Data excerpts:
......

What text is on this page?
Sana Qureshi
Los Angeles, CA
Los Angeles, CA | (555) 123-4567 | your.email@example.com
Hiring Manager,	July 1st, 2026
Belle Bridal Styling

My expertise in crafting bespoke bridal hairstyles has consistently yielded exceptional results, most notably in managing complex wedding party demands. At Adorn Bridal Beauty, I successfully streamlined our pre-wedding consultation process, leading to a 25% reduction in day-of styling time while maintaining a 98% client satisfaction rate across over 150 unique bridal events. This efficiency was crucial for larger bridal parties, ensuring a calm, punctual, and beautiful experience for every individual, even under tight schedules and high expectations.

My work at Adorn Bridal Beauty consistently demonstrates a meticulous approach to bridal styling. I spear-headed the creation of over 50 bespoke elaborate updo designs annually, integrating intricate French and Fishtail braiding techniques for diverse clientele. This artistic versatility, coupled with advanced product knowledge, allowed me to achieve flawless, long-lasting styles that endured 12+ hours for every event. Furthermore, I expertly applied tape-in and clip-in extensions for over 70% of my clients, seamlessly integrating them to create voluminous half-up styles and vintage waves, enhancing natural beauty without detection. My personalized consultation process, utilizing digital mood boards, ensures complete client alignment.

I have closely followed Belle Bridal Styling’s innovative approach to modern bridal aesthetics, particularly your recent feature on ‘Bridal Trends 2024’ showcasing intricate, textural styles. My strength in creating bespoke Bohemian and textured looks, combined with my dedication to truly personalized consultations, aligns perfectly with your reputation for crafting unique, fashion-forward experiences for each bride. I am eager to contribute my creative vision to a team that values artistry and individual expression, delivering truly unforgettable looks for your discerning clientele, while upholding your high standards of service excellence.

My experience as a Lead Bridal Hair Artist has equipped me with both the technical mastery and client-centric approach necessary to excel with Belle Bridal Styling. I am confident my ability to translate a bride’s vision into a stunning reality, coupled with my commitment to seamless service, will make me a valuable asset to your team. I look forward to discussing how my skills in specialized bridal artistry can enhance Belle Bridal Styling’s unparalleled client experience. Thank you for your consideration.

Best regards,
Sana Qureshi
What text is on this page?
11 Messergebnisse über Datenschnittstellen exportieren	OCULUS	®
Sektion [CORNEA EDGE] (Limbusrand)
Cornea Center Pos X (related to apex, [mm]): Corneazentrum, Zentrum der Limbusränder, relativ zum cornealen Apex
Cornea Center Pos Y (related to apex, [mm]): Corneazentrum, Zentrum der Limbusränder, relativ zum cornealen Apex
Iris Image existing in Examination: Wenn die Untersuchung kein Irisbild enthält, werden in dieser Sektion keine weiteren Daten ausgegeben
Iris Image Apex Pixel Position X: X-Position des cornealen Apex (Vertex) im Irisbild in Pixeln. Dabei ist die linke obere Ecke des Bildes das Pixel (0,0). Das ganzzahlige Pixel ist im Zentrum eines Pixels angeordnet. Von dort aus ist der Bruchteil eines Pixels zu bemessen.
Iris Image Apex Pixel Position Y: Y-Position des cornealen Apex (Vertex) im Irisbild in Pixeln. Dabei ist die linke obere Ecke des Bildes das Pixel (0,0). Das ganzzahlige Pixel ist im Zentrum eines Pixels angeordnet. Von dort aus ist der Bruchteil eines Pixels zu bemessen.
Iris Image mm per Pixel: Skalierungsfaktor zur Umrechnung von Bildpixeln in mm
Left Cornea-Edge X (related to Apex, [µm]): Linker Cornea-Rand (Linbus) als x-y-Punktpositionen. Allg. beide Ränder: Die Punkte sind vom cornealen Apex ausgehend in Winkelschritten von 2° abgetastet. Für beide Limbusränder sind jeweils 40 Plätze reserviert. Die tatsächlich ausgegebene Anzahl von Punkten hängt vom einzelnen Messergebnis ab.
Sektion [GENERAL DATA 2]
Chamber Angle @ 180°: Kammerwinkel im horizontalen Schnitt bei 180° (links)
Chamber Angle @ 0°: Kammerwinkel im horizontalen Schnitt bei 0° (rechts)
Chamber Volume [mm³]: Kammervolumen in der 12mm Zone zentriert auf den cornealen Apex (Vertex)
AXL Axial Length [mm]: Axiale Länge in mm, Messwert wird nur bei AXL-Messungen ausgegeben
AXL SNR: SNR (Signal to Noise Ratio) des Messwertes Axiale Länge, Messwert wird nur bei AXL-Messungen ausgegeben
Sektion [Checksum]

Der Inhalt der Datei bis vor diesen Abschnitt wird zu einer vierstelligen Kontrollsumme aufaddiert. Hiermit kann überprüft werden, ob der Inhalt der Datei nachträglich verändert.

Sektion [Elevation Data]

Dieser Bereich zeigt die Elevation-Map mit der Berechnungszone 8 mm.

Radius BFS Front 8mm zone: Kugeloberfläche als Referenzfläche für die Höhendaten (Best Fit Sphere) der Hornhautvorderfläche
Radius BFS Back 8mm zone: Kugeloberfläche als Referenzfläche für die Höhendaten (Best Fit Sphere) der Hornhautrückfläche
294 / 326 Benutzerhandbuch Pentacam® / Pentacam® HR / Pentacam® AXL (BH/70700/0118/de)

......

SET PROBLEM: Give the number of lines in the data that contain "Höhendaten", with no other words.

CORRECT RESULT: 2